::: Source records

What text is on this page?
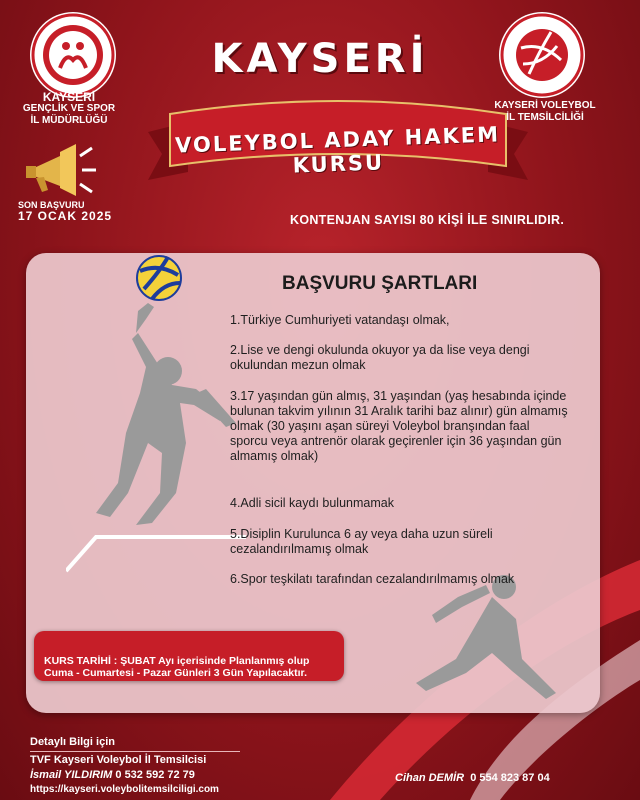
KAYSERİ
GENÇLİK VE SPOR
İL MÜDÜRLÜĞÜ
SON BAŞVURU
17 OCAK 2025
KAYSERİ
VOLEYBOL ADAY HAKEM KURSU
KAYSERİ VOLEYBOL
İL TEMSİLCİLİĞİ
KONTENJAN SAYISI 80 KİŞİ İLE SINIRLIDIR.
BAŞVURU ŞARTLARI
1.Türkiye Cumhuriyeti vatandaşı olmak,
2.Lise ve dengi okulunda okuyor ya da lise veya dengi okulundan mezun olmak
3.17 yaşından gün almış, 31 yaşından (yaş hesabında içinde bulunan takvim yılının 31 Aralık tarihi baz alınır) gün almamış olmak (30 yaşını aşan süreyi Voleybol branşından faal sporcu veya antrenör olarak geçirenler için 36 yaşından gün almamış olmak)
4.Adli sicil kaydı bulunmamak
5.Disiplin Kurulunca 6 ay veya daha uzun süreli cezalandırılmamış olmak
6.Spor teşkilatı tarafından cezalandırılmamış olmak
KURS TARİHİ : ŞUBAT Ayı içerisinde Planlanmış olup Cuma - Cumartesi - Pazar Günleri 3 Gün Yapılacaktır.
Detaylı Bilgi için
TVF Kayseri Voleybol İl Temsilcisi
İsmail YILDIRIM 0 532 592 72 79
https://kayseri.voleybolitemsilciligi.com
Cihan DEMİR 0 554 823 87 04
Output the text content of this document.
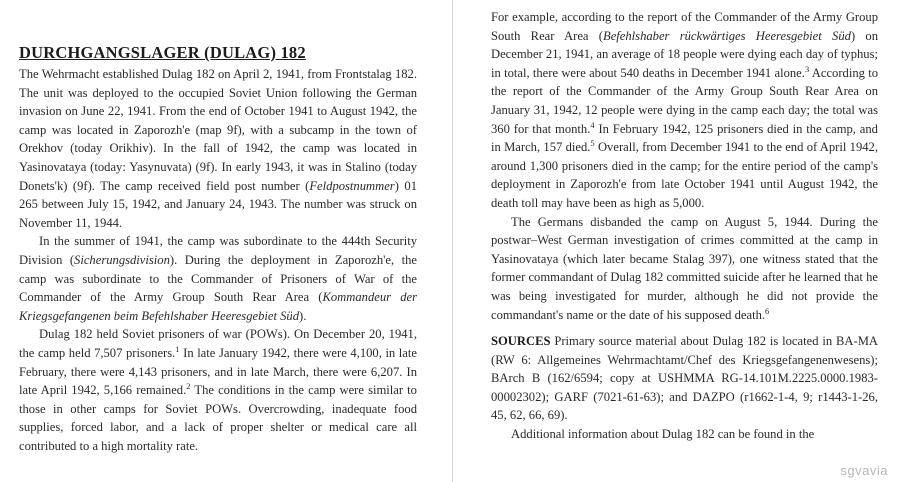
DURCHGANGSLAGER (DULAG) 182

The Wehrmacht established Dulag 182 on April 2, 1941, from Frontstalag 182. The unit was deployed to the occupied Soviet Union following the German invasion on June 22, 1941. From the end of October 1941 to August 1942, the camp was located in Zaporozh'e (map 9f), with a subcamp in the town of Orekhov (today Orikhiv). In the fall of 1942, the camp was located in Yasinovataya (today: Yasynuvata) (9f). In early 1943, it was in Stalino (today Donets'k) (9f). The camp received field post number (Feldpostnummer) 01 265 between July 15, 1942, and January 24, 1943. The number was struck on November 11, 1944.

In the summer of 1941, the camp was subordinate to the 444th Security Division (Sicherungsdivision). During the deployment in Zaporozh'e, the camp was subordinate to the Commander of Prisoners of War of the Commander of the Army Group South Rear Area (Kommandeur der Kriegsgefangenen beim Befehlshaber Heeresgebiet Süd).

Dulag 182 held Soviet prisoners of war (POWs). On December 20, 1941, the camp held 7,507 prisoners.$^1$ In late January 1942, there were 4,100, in late February, there were 4,143 prisoners, and in late March, there were 6,207. In late April 1942, 5,166 remained.$^2$ The conditions in the camp were similar to those in other camps for Soviet POWs. Overcrowding, inadequate food supplies, forced labor, and a lack of proper shelter or medical care all contributed to a high mortality rate.

For example, according to the report of the Commander of the Army Group South Rear Area (Befehlshaber rückwärtiges Heeresgebiet Süd) on December 21, 1941, an average of 18 people were dying each day of typhus; in total, there were about 540 deaths in December 1941 alone.$^3$ According to the report of the Commander of the Army Group South Rear Area on January 31, 1942, 12 people were dying in the camp each day; the total was 360 for that month.$^4$ In February 1942, 125 prisoners died in the camp, and in March, 157 died.$^5$ Overall, from December 1941 to the end of April 1942, around 1,300 prisoners died in the camp; for the entire period of the camp's deployment in Zaporozh'e from late October 1941 until August 1942, the death toll may have been as high as 5,000.

The Germans disbanded the camp on August 5, 1944. During the postwar–West German investigation of crimes committed at the camp in Yasinovataya (which later became Stalag 397), one witness stated that the former commandant of Dulag 182 committed suicide after he learned that he was being investigated for murder, although he did not provide the commandant's name or the date of his supposed death.$^6$

SOURCES Primary source material about Dulag 182 is located in BA-MA (RW 6: Allgemeines Wehrmachtamt/Chef des Kriegsgefangenenwesens); BArch B (162/6594; copy at USHMMA RG-14.101M.2225.0000.1983-00002302); GARF (7021-61-63); and DAZPO (r1662-1-4, 9; r1443-1-26, 45, 62, 66, 69).

Additional information about Dulag 182 can be found in the

sgvavia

::::::

[Problem requirements]
Go through the material line by line. Show each line that contains the string "this".

[Written response]
What text is on this page?
Output the text content of this document.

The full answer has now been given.